→ **Stated goal**:
The data must be written out once more, precisely as given.

— BEGIN Entries —

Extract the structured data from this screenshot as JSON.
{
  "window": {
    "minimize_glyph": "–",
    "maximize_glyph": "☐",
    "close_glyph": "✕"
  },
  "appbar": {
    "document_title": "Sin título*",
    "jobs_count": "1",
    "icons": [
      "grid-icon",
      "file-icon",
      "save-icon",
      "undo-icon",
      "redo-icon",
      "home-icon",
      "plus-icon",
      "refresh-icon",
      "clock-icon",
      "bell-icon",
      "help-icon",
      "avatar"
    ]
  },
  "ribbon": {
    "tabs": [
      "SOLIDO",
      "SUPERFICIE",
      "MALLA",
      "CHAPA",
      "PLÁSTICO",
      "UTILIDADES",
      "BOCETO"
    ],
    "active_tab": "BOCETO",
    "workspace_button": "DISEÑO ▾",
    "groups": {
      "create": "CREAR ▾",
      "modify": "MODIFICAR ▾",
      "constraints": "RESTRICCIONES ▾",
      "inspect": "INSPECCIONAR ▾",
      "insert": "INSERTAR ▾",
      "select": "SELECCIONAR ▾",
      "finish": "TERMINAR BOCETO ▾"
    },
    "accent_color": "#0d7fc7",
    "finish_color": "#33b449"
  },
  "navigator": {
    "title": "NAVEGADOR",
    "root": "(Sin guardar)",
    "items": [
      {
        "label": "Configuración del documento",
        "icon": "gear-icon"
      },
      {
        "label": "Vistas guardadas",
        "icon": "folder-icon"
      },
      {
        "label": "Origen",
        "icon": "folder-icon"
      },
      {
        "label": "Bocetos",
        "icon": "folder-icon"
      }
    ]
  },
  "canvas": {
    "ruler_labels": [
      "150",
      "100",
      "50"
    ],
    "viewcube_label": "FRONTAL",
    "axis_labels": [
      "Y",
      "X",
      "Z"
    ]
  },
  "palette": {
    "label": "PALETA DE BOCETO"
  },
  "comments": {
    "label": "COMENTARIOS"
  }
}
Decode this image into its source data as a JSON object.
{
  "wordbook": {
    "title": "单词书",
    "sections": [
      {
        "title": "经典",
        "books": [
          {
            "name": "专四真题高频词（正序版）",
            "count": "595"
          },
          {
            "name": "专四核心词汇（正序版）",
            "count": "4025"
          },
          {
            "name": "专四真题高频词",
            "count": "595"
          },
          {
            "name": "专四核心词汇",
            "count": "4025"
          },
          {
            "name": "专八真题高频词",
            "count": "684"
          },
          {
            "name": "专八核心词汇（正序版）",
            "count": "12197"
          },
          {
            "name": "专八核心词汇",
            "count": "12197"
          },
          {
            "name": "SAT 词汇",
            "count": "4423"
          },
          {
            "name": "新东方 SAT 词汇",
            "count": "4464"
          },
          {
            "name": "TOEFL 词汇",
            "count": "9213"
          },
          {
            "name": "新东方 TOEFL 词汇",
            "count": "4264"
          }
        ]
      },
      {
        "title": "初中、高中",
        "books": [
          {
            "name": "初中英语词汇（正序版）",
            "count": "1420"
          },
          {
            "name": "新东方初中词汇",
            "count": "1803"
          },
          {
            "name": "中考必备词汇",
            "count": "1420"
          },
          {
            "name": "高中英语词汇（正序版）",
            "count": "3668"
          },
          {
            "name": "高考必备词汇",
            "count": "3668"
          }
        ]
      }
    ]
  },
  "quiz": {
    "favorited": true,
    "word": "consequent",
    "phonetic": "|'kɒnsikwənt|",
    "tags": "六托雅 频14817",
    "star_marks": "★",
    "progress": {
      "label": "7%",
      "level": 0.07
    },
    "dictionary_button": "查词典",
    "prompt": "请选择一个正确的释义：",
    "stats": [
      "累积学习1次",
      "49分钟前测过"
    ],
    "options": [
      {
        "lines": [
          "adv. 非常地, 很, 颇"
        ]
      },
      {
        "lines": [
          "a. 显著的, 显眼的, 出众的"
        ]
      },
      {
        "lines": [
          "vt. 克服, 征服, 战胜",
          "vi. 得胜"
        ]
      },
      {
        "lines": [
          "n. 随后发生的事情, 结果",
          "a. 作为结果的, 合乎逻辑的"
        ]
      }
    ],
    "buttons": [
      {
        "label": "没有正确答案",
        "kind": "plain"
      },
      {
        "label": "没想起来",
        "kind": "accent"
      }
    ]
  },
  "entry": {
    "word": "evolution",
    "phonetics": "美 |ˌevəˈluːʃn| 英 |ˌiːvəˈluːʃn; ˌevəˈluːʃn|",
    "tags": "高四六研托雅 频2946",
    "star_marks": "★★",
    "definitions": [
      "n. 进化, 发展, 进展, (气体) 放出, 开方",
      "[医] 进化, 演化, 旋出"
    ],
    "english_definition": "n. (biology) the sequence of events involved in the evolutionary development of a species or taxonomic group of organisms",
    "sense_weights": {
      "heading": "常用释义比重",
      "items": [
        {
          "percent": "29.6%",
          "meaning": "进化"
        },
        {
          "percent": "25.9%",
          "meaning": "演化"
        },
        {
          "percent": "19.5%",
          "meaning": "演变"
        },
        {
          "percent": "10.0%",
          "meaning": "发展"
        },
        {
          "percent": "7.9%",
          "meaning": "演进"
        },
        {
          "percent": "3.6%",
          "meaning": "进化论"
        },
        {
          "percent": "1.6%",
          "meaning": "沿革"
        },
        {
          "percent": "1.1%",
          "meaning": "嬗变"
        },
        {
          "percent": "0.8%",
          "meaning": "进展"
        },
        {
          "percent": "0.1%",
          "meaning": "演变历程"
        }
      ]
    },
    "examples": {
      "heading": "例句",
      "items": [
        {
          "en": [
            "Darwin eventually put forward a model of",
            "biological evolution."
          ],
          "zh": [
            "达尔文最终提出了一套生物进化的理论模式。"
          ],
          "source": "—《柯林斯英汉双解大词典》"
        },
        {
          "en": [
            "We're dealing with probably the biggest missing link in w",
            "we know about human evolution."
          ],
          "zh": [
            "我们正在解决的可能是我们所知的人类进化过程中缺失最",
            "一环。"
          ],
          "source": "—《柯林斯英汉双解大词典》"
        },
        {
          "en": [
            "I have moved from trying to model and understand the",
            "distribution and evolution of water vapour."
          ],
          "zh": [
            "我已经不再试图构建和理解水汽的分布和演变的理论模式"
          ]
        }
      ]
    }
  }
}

— END Entries —

→ **Reply**:
Extract the structured data from this screenshot as JSON.
{
  "window": {
    "minimize_glyph": "–",
    "maximize_glyph": "☐",
    "close_glyph": "✕"
  },
  "appbar": {
    "document_title": "Sin título*",
    "jobs_count": "1",
    "icons": [
      "grid-icon",
      "file-icon",
      "save-icon",
      "undo-icon",
      "redo-icon",
      "home-icon",
      "plus-icon",
      "refresh-icon",
      "clock-icon",
      "bell-icon",
      "help-icon",
      "avatar"
    ]
  },
  "ribbon": {
    "tabs": [
      "SOLIDO",
      "SUPERFICIE",
      "MALLA",
      "CHAPA",
      "PLÁSTICO",
      "UTILIDADES",
      "BOCETO"
    ],
    "active_tab": "BOCETO",
    "workspace_button": "DISEÑO ▾",
    "groups": {
      "create": "CREAR ▾",
      "modify": "MODIFICAR ▾",
      "constraints": "RESTRICCIONES ▾",
      "inspect": "INSPECCIONAR ▾",
      "insert": "INSERTAR ▾",
      "select": "SELECCIONAR ▾",
      "finish": "TERMINAR BOCETO ▾"
    },
    "accent_color": "#0d7fc7",
    "finish_color": "#33b449"
  },
  "navigator": {
    "title": "NAVEGADOR",
    "root": "(Sin guardar)",
    "items": [
      {
        "label": "Configuración del documento",
        "icon": "gear-icon"
      },
      {
        "label": "Vistas guardadas",
        "icon": "folder-icon"
      },
      {
        "label": "Origen",
        "icon": "folder-icon"
      },
      {
        "label": "Bocetos",
        "icon": "folder-icon"
      }
    ]
  },
  "canvas": {
    "ruler_labels": [
      "150",
      "100",
      "50"
    ],
    "viewcube_label": "FRONTAL",
    "axis_labels": [
      "Y",
      "X",
      "Z"
    ]
  },
  "palette": {
    "label": "PALETA DE BOCETO"
  },
  "comments": {
    "label": "COMENTARIOS"
  }
}
Decode this image into its source data as a JSON object.
{
  "wordbook": {
    "title": "单词书",
    "sections": [
      {
        "title": "经典",
        "books": [
          {
            "name": "专四真题高频词（正序版）",
            "count": "595"
          },
          {
            "name": "专四核心词汇（正序版）",
            "count": "4025"
          },
          {
            "name": "专四真题高频词",
            "count": "595"
          },
          {
            "name": "专四核心词汇",
            "count": "4025"
          },
          {
            "name": "专八真题高频词",
            "count": "684"
          },
          {
            "name": "专八核心词汇（正序版）",
            "count": "12197"
          },
          {
            "name": "专八核心词汇",
            "count": "12197"
          },
          {
            "name": "SAT 词汇",
            "count": "4423"
          },
          {
            "name": "新东方 SAT 词汇",
            "count": "4464"
          },
          {
            "name": "TOEFL 词汇",
            "count": "9213"
          },
          {
            "name": "新东方 TOEFL 词汇",
            "count": "4264"
          }
        ]
      },
      {
        "title": "初中、高中",
        "books": [
          {
            "name": "初中英语词汇（正序版）",
            "count": "1420"
          },
          {
            "name": "新东方初中词汇",
            "count": "1803"
          },
          {
            "name": "中考必备词汇",
            "count": "1420"
          },
          {
            "name": "高中英语词汇（正序版）",
            "count": "3668"
          },
          {
            "name": "高考必备词汇",
            "count": "3668"
          }
        ]
      }
    ]
  },
  "quiz": {
    "favorited": true,
    "word": "consequent",
    "phonetic": "|'kɒnsikwənt|",
    "tags": "六托雅 频14817",
    "star_marks": "★",
    "progress": {
      "label": "7%",
      "level": 0.07
    },
    "dictionary_button": "查词典",
    "prompt": "请选择一个正确的释义：",
    "stats": [
      "累积学习1次",
      "49分钟前测过"
    ],
    "options": [
      {
        "lines": [
          "adv. 非常地, 很, 颇"
        ]
      },
      {
        "lines": [
          "a. 显著的, 显眼的, 出众的"
        ]
      },
      {
        "lines": [
          "vt. 克服, 征服, 战胜",
          "vi. 得胜"
        ]
      },
      {
        "lines": [
          "n. 随后发生的事情, 结果",
          "a. 作为结果的, 合乎逻辑的"
        ]
      }
    ],
    "buttons": [
      {
        "label": "没有正确答案",
        "kind": "plain"
      },
      {
        "label": "没想起来",
        "kind": "accent"
      }
    ]
  },
  "entry": {
    "word": "evolution",
    "phonetics": "美 |ˌevəˈluːʃn| 英 |ˌiːvəˈluːʃn; ˌevəˈluːʃn|",
    "tags": "高四六研托雅 频2946",
    "star_marks": "★★",
    "definitions": [
      "n. 进化, 发展, 进展, (气体) 放出, 开方",
      "[医] 进化, 演化, 旋出"
    ],
    "english_definition": "n. (biology) the sequence of events involved in the evolutionary development of a species or taxonomic group of organisms",
    "sense_weights": {
      "heading": "常用释义比重",
      "items": [
        {
          "percent": "29.6%",
          "meaning": "进化"
        },
        {
          "percent": "25.9%",
          "meaning": "演化"
        },
        {
          "percent": "19.5%",
          "meaning": "演变"
        },
        {
          "percent": "10.0%",
          "meaning": "发展"
        },
        {
          "percent": "7.9%",
          "meaning": "演进"
        },
        {
          "percent": "3.6%",
          "meaning": "进化论"
        },
        {
          "percent": "1.6%",
          "meaning": "沿革"
        },
        {
          "percent": "1.1%",
          "meaning": "嬗变"
        },
        {
          "percent": "0.8%",
          "meaning": "进展"
        },
        {
          "percent": "0.1%",
          "meaning": "演变历程"
        }
      ]
    },
    "examples": {
      "heading": "例句",
      "items": [
        {
          "en": [
            "Darwin eventually put forward a model of",
            "biological evolution."
          ],
          "zh": [
            "达尔文最终提出了一套生物进化的理论模式。"
          ],
          "source": "—《柯林斯英汉双解大词典》"
        },
        {
          "en": [
            "We're dealing with probably the biggest missing link in w",
            "we know about human evolution."
          ],
          "zh": [
            "我们正在解决的可能是我们所知的人类进化过程中缺失最",
            "一环。"
          ],
          "source": "—《柯林斯英汉双解大词典》"
        },
        {
          "en": [
            "I have moved from trying to model and understand the",
            "distribution and evolution of water vapour."
          ],
          "zh": [
            "我已经不再试图构建和理解水汽的分布和演变的理论模式"
          ]
        }
      ]
    }
  }
}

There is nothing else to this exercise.